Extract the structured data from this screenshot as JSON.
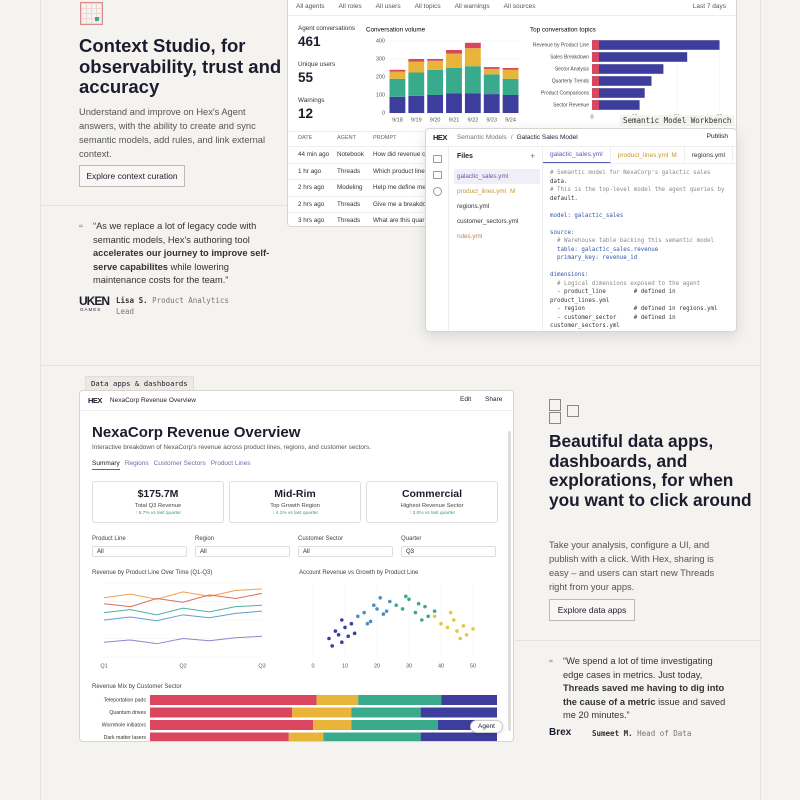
{
  "section1": {
    "title": "Context Studio, for observability, trust and accuracy",
    "body": "Understand and improve on Hex's Agent answers, with the ability to create and sync semantic models, add rules, and link external context.",
    "button": "Explore context curation",
    "quote_pre": "“As we replace a lot of legacy code with semantic models, Hex's authoring tool ",
    "quote_bold": "accelerates our journey to improve self-serve capabilites",
    "quote_post": " while lowering maintenance costs for the team.”",
    "logo": "UKEN",
    "logo_sub": "GAMES",
    "author": "Lisa S.",
    "role": "Product Analytics Lead"
  },
  "dashboard": {
    "filters": [
      "All agents",
      "All roles",
      "All users",
      "All topics",
      "All warnings",
      "All sources"
    ],
    "range": "Last 7 days",
    "stats": [
      {
        "label": "Agent conversations",
        "value": 461
      },
      {
        "label": "Unique users",
        "value": 55
      },
      {
        "label": "Warnings",
        "value": 12
      }
    ],
    "volume": {
      "type": "bar",
      "title": "Conversation volume",
      "categories": [
        "9/18",
        "9/19",
        "9/20",
        "9/21",
        "9/22",
        "9/23",
        "9/24"
      ],
      "series": [
        {
          "color": "#3d3d9e",
          "values": [
            90,
            95,
            100,
            110,
            110,
            105,
            100
          ]
        },
        {
          "color": "#3aaa8c",
          "values": [
            100,
            130,
            140,
            140,
            150,
            110,
            90
          ]
        },
        {
          "color": "#e8b53a",
          "values": [
            40,
            60,
            50,
            80,
            100,
            30,
            50
          ]
        },
        {
          "color": "#d9465e",
          "values": [
            10,
            15,
            10,
            20,
            30,
            10,
            10
          ]
        }
      ],
      "ylim": [
        0,
        400
      ],
      "yticks": [
        0,
        100,
        200,
        300,
        400
      ]
    },
    "topics": {
      "type": "bar",
      "title": "Top conversation topics",
      "categories": [
        "Revenue by Product Line",
        "Sales Breakdown",
        "Sector Analysis",
        "Quarterly Trends",
        "Product Comparisons",
        "Sector Revenue"
      ],
      "values": [
        75,
        56,
        42,
        35,
        31,
        28
      ],
      "color": "#3d3d9e",
      "accent": "#d9465e",
      "xlim": [
        0,
        80
      ],
      "xticks": [
        0,
        25,
        50,
        75
      ]
    },
    "table": {
      "columns": [
        "DATE",
        "AGENT",
        "PROMPT"
      ],
      "rows": [
        [
          "44 min ago",
          "Notebook",
          "How did revenue c"
        ],
        [
          "1 hr ago",
          "Threads",
          "Which product line"
        ],
        [
          "2 hrs ago",
          "Modeling",
          "Help me define me"
        ],
        [
          "2 hrs ago",
          "Threads",
          "Give me a breakdo"
        ],
        [
          "3 hrs ago",
          "Threads",
          "What are this quar"
        ]
      ]
    }
  },
  "workbench": {
    "label": "Semantic Model Workbench",
    "logo": "HEX",
    "breadcrumb": "Semantic Models",
    "separator": "/",
    "model": "Galactic Sales Model",
    "publish": "Publish",
    "files_title": "Files",
    "files": [
      {
        "name": "galactic_sales.yml"
      },
      {
        "name": "product_lines.yml",
        "flag": "M"
      },
      {
        "name": "regions.yml"
      },
      {
        "name": "customer_sectors.yml"
      },
      {
        "name": "rules.yml"
      }
    ],
    "tabs": [
      {
        "name": "galactic_sales.yml"
      },
      {
        "name": "product_lines.yml",
        "flag": "M"
      },
      {
        "name": "regions.yml"
      }
    ],
    "code": [
      [
        "# Semantic model for NexaCorp's galactic sales",
        "data.",
        "# This is the top-level model the agent queries by",
        "default."
      ],
      [
        "model: galactic_sales"
      ],
      [
        "source:",
        "  # Warehouse table backing this semantic model",
        "  table: galactic_sales.revenue",
        "  primary_key: revenue_id"
      ],
      [
        "dimensions:",
        "  # Logical dimensions exposed to the agent",
        "  - product_line        # defined in",
        "product_lines.yml",
        "  - region              # defined in regions.yml",
        "  - customer_sector     # defined in",
        "customer_sectors.yml"
      ]
    ]
  },
  "section2": {
    "tag": "Data apps & dashboards",
    "title": "Beautiful data apps, dashboards, and explorations, for when you want to click around",
    "body": "Take your analysis, configure a UI, and publish with a click. With Hex, sharing is easy – and users can start new Threads right from your apps.",
    "button": "Explore data apps",
    "quote_pre": "“We spend a lot of time investigating edge cases in metrics. Just today, ",
    "quote_bold": "Threads saved me having to dig into the cause of a metric",
    "quote_post": " issue and saved me 20 minutes.”",
    "logo": "Brex",
    "author": "Sumeet M.",
    "role": "Head of Data"
  },
  "app": {
    "logo": "HEX",
    "name": "NexaCorp Revenue Overview",
    "edit": "Edit",
    "share": "Share",
    "title": "NexaCorp Revenue Overview",
    "subtitle": "Interactive breakdown of NexaCorp's revenue across product lines, regions, and customer sectors.",
    "tabs": [
      "Summary",
      "Regions",
      "Customer Sectors",
      "Product Lines"
    ],
    "kpis": [
      {
        "value": "$175.7M",
        "label": "Total Q3 Revenue",
        "change": "↑ 5.7% vs last quarter"
      },
      {
        "value": "Mid-Rim",
        "label": "Top Growth Region",
        "change": "↑ 4.1% vs last quarter"
      },
      {
        "value": "Commercial",
        "label": "Highest Revenue Sector",
        "change": "↑ 3.0% vs last quarter"
      }
    ],
    "filters": [
      {
        "label": "Product Line",
        "value": "All"
      },
      {
        "label": "Region",
        "value": "All"
      },
      {
        "label": "Customer Sector",
        "value": "All"
      },
      {
        "label": "Quarter",
        "value": "Q3"
      }
    ],
    "line_chart": {
      "type": "line",
      "title": "Revenue by Product Line Over Time (Q1-Q3)",
      "categories": [
        "Q1",
        null,
        null,
        "Q2",
        null,
        null,
        "Q3"
      ],
      "ylim": [
        0,
        100
      ],
      "series": [
        {
          "color": "#f0a04b",
          "values": [
            80,
            85,
            78,
            88,
            82,
            90,
            92
          ]
        },
        {
          "color": "#e06a5a",
          "values": [
            72,
            68,
            79,
            74,
            84,
            79,
            86
          ]
        },
        {
          "color": "#4fb0a0",
          "values": [
            60,
            64,
            57,
            66,
            61,
            68,
            70
          ]
        },
        {
          "color": "#5aa0d0",
          "values": [
            50,
            54,
            49,
            57,
            53,
            59,
            62
          ]
        },
        {
          "color": "#9b7fd0",
          "values": [
            20,
            23,
            18,
            25,
            22,
            26,
            28
          ]
        }
      ]
    },
    "scatter": {
      "type": "scatter",
      "title": "Account Revenue vs Growth by Product Line",
      "xlim": [
        0,
        55
      ],
      "xticks": [
        0,
        10,
        20,
        30,
        40,
        50
      ],
      "ylim": [
        0,
        100
      ],
      "series": [
        {
          "color": "#3d3d9e",
          "x": [
            5,
            7,
            8,
            9,
            10,
            11,
            12,
            13,
            6,
            9
          ],
          "y": [
            25,
            35,
            30,
            20,
            40,
            28,
            45,
            32,
            15,
            50
          ]
        },
        {
          "color": "#4a90c8",
          "x": [
            14,
            16,
            18,
            19,
            20,
            22,
            24,
            17,
            21,
            23
          ],
          "y": [
            55,
            60,
            48,
            70,
            65,
            58,
            75,
            45,
            80,
            62
          ]
        },
        {
          "color": "#3aaa8c",
          "x": [
            26,
            28,
            30,
            32,
            33,
            35,
            36,
            29,
            34,
            38
          ],
          "y": [
            70,
            65,
            78,
            60,
            72,
            68,
            55,
            82,
            50,
            62
          ]
        },
        {
          "color": "#e8c53a",
          "x": [
            38,
            40,
            42,
            44,
            45,
            47,
            48,
            43,
            46,
            50
          ],
          "y": [
            55,
            45,
            40,
            50,
            35,
            42,
            30,
            60,
            25,
            38
          ]
        }
      ]
    },
    "mix": {
      "type": "bar",
      "title": "Revenue Mix by Customer Sector",
      "categories": [
        "Teleportation pads",
        "Quantum drives",
        "Wormhole initiators",
        "Dark matter lasers"
      ],
      "xlim": [
        0,
        100
      ],
      "series": [
        {
          "color": "#d9465e",
          "values": [
            48,
            41,
            47,
            40
          ]
        },
        {
          "color": "#e8b53a",
          "values": [
            12,
            17,
            11,
            10
          ]
        },
        {
          "color": "#3aaa8c",
          "values": [
            24,
            20,
            25,
            28
          ]
        },
        {
          "color": "#3d3d9e",
          "values": [
            16,
            22,
            17,
            22
          ]
        }
      ]
    },
    "agent": "Agent"
  }
}
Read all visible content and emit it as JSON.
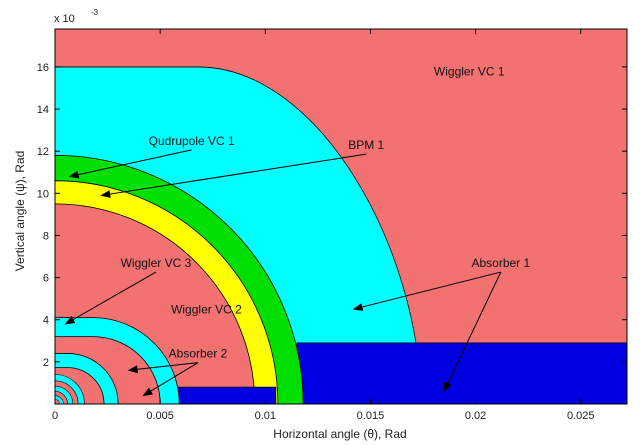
{
  "chart_data": {
    "type": "region-map",
    "xlabel": "Horizontal angle (θ), Rad",
    "ylabel": "Vertical angle (ψ), Rad",
    "y_multiplier": "x 10",
    "y_multiplier_exp": "-3",
    "xlim": [
      0,
      0.0272
    ],
    "ylim": [
      0,
      0.0178
    ],
    "x_ticks": [
      0,
      0.005,
      0.01,
      0.015,
      0.02,
      0.025
    ],
    "x_tick_labels": [
      "0",
      "0.005",
      "0.01",
      "0.015",
      "0.02",
      "0.025"
    ],
    "y_ticks": [
      0.002,
      0.004,
      0.006,
      0.008,
      0.01,
      0.012,
      0.014,
      0.016
    ],
    "y_tick_labels": [
      "2",
      "4",
      "6",
      "8",
      "10",
      "12",
      "14",
      "16"
    ],
    "colors": {
      "wiggler_vc": "#f27272",
      "cyan": "#00ffff",
      "green": "#00e000",
      "yellow": "#ffff00",
      "absorber": "#0000e0"
    },
    "regions": {
      "quadrupole_radius": 0.0118,
      "bpm_outer_radius": 0.0106,
      "bpm_inner_radius": 0.0095,
      "wiggler_vc1_flat_top_end_x": 0.0068,
      "wiggler_vc1_flat_top_y": 0.016,
      "wiggler_vc1_arc_radius": 0.0174,
      "absorber1_x_start": 0.0115,
      "absorber1_height": 0.0029,
      "absorber2_x_end": 0.0105,
      "absorber2_height": 0.0008,
      "small_steps": [
        {
          "flat_end_x": 0.0018,
          "height": 0.0041
        },
        {
          "flat_end_x": 0.0006,
          "height": 0.0024
        }
      ]
    },
    "annotations": [
      {
        "text": "Wiggler VC 1",
        "x": 0.0197,
        "y": 0.0156,
        "arrow_to": []
      },
      {
        "text": "Qudrupole VC 1",
        "x": 0.0065,
        "y": 0.0123,
        "arrow_to": [
          [
            0.0007,
            0.0108
          ]
        ]
      },
      {
        "text": "BPM 1",
        "x": 0.0148,
        "y": 0.0121,
        "arrow_to": [
          [
            0.0022,
            0.0099
          ]
        ]
      },
      {
        "text": "Absorber 1",
        "x": 0.0212,
        "y": 0.0065,
        "arrow_to": [
          [
            0.0142,
            0.0045
          ],
          [
            0.0185,
            0.0006
          ]
        ]
      },
      {
        "text": "Wiggler VC 3",
        "x": 0.0048,
        "y": 0.0065,
        "arrow_to": [
          [
            0.0005,
            0.0038
          ]
        ]
      },
      {
        "text": "Wiggler VC 2",
        "x": 0.0072,
        "y": 0.0043,
        "arrow_to": []
      },
      {
        "text": "Absorber 2",
        "x": 0.0068,
        "y": 0.0022,
        "arrow_to": [
          [
            0.0035,
            0.0016
          ],
          [
            0.0042,
            0.0004
          ]
        ]
      }
    ]
  }
}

_SHORT EXERCISE_: Report only the count of lines that include the string "dashboards".

_TASK ANSWER_: 2